▸ **The request**
Pull out every line below that contains the word "text".

▸ **Stored items**
══════════════════════════════
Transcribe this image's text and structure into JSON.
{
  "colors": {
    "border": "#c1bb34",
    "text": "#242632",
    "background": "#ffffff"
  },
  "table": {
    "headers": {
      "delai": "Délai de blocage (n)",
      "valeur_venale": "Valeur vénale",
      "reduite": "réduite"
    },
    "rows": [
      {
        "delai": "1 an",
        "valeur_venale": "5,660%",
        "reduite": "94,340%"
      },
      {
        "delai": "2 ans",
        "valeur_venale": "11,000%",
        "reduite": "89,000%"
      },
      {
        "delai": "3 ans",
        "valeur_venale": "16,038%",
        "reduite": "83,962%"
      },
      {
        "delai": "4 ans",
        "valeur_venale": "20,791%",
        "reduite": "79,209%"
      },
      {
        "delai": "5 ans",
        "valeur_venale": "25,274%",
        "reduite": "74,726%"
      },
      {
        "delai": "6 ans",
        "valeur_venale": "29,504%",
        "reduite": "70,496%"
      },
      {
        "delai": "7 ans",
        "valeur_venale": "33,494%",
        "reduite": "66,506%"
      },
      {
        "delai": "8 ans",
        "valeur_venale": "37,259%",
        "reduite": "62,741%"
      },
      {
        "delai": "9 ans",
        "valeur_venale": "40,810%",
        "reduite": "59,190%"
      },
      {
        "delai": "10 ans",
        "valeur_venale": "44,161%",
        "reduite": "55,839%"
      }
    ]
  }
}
══════════════════════════════
▸ **Problem solution**
Transcribe this image's text and structure into JSON.
    "text": "#242632",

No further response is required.